⟨

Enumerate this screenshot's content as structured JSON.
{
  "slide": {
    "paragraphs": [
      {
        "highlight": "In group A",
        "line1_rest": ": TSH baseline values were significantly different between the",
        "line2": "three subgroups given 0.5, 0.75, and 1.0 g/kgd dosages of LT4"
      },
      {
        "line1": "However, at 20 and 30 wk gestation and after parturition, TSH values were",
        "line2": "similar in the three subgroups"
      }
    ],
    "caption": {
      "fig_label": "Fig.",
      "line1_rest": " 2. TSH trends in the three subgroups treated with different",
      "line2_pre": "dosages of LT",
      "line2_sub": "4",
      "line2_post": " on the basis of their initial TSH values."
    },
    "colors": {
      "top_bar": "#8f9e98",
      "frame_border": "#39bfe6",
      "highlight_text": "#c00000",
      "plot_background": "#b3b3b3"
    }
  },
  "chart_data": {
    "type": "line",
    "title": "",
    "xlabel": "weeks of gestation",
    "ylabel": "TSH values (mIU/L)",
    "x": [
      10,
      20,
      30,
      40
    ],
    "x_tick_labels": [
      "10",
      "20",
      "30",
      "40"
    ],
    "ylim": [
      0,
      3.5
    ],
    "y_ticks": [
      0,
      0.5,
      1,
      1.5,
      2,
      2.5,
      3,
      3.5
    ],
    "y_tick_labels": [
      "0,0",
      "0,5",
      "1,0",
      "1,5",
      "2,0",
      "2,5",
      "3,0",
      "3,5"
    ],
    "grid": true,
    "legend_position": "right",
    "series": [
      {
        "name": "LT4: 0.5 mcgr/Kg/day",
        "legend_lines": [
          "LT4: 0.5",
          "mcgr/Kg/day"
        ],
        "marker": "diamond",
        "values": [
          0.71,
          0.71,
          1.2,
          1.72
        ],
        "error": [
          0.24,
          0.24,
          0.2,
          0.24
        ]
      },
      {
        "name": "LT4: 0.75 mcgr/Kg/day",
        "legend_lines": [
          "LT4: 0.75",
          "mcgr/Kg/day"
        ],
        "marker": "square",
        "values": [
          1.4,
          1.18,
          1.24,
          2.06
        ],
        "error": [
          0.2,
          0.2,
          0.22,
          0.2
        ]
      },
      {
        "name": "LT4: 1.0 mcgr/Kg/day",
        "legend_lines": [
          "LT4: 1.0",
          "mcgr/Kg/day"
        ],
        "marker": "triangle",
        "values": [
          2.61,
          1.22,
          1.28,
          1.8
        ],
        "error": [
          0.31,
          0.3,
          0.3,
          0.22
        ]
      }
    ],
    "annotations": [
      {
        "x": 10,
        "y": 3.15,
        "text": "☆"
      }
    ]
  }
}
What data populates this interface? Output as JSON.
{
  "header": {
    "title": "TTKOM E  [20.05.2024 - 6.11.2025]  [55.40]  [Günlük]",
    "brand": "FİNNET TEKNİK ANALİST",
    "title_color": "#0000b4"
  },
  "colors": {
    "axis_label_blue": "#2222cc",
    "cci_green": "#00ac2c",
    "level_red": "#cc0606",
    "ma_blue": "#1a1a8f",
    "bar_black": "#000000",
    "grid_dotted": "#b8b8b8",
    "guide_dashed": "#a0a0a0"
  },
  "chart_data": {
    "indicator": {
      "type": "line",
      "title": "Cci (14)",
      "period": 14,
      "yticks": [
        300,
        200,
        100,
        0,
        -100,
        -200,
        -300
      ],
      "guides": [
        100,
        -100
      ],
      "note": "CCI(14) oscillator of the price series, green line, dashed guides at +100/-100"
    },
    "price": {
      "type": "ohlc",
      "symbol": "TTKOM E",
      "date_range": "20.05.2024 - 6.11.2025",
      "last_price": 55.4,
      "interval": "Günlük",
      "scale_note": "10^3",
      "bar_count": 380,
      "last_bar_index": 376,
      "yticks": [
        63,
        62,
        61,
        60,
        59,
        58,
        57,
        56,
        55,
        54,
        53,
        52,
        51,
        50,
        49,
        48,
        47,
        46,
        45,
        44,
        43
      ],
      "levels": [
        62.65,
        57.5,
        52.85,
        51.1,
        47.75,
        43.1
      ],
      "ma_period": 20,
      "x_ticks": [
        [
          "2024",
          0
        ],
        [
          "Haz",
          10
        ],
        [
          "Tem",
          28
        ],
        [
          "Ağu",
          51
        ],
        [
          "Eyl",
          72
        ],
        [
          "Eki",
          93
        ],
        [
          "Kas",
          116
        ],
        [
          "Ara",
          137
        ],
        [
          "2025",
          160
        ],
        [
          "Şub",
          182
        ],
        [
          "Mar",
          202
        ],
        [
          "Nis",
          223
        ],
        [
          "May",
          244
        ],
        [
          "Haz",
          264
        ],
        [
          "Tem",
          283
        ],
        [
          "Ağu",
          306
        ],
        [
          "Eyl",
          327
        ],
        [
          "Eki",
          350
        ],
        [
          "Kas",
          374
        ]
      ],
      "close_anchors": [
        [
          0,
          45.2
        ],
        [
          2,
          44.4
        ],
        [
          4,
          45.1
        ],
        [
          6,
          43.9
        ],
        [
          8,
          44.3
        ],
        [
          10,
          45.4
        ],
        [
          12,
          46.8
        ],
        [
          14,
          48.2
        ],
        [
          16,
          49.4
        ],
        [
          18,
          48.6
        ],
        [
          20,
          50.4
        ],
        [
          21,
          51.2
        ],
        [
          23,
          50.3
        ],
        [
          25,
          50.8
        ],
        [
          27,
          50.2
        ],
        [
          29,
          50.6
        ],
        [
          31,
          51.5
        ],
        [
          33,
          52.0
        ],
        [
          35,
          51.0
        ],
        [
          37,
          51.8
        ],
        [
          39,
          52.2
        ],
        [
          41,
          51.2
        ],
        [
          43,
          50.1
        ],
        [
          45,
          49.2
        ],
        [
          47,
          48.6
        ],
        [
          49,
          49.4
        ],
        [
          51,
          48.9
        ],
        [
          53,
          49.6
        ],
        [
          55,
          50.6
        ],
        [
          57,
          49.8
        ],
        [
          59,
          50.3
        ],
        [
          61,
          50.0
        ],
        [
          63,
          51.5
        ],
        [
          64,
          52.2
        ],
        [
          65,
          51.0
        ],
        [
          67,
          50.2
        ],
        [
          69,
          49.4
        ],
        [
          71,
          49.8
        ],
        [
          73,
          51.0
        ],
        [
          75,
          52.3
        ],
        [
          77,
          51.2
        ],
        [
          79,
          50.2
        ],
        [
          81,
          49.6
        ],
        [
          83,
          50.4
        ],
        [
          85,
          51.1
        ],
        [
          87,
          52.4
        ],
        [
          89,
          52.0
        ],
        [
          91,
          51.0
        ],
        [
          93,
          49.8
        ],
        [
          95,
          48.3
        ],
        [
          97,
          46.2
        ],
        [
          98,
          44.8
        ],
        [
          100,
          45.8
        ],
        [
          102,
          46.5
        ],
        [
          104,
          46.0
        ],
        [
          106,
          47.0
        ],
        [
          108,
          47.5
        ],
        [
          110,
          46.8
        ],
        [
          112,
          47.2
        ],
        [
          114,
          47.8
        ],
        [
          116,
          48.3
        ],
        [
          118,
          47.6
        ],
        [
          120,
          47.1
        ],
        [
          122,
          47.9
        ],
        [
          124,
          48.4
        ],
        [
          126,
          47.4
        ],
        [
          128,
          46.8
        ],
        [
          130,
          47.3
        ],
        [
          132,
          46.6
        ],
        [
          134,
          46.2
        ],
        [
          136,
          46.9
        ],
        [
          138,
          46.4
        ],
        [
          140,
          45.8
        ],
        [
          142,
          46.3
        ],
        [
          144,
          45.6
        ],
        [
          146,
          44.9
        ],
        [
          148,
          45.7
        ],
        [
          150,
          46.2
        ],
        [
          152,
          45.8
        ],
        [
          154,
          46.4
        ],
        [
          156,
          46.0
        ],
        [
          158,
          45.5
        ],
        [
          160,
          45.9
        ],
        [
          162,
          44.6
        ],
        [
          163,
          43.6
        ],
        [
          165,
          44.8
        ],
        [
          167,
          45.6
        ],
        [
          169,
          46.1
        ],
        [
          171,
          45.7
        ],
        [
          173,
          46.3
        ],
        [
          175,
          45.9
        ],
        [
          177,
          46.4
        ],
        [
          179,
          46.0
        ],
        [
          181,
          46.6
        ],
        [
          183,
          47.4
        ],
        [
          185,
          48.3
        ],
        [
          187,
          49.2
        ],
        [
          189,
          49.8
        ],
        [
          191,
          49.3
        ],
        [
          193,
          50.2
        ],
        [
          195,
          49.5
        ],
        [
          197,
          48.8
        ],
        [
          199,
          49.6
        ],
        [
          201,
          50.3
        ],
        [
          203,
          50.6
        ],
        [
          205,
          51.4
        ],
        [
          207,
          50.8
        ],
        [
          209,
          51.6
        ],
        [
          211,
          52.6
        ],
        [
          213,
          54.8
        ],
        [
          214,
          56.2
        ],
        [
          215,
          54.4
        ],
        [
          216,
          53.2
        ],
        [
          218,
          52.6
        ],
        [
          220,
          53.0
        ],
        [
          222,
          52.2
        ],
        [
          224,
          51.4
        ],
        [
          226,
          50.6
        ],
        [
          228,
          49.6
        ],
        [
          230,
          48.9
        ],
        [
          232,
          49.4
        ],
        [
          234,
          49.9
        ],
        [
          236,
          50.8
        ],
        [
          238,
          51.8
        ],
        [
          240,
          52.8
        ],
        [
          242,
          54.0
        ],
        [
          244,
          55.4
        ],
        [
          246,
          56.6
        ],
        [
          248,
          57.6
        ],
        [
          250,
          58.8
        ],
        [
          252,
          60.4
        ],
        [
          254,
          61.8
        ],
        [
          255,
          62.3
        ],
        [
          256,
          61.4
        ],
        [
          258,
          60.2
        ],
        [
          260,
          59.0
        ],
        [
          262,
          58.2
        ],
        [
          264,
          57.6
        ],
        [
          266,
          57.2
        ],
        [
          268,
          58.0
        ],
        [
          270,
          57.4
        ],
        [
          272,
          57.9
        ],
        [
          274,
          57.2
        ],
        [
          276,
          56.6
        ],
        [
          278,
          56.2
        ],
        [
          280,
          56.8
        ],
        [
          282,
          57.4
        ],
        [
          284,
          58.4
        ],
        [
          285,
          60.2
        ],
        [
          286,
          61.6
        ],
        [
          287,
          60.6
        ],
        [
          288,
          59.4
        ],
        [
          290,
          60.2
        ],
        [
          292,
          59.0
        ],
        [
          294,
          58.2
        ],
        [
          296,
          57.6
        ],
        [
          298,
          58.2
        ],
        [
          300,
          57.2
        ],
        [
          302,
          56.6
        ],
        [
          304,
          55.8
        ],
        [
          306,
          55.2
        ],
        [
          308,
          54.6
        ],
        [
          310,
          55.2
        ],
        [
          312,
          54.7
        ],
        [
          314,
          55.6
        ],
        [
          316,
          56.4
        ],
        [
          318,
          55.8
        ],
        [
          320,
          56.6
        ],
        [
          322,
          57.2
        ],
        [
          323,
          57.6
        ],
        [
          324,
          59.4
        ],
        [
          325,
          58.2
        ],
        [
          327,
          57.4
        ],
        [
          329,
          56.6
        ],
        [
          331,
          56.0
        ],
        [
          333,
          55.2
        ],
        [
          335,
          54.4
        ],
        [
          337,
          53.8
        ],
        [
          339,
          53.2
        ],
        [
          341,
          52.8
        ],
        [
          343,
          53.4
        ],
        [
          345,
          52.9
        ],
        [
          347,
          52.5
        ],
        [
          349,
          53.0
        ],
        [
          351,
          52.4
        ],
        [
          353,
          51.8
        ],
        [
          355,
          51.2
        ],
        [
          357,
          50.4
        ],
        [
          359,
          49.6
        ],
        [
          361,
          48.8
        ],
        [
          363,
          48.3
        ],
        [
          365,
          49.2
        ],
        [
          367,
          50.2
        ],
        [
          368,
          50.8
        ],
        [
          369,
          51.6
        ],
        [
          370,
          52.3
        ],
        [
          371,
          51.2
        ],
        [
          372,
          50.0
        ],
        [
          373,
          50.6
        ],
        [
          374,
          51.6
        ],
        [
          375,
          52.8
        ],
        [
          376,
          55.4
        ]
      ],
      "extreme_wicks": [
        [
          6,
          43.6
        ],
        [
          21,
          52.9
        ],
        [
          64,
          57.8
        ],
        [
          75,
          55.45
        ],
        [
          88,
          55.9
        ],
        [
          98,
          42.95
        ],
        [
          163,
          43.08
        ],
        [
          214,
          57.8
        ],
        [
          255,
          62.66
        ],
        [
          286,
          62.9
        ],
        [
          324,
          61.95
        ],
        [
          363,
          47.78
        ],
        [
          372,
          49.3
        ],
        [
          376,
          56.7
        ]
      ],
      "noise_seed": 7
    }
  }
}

⟩

*Required work*
From the entries above, collect every line with the string "gestation" in it.

*Worked answer*
        "line1": "However, at 20 and 30 wk gestation and after parturition, TSH values were",
    "xlabel": "weeks of gestation",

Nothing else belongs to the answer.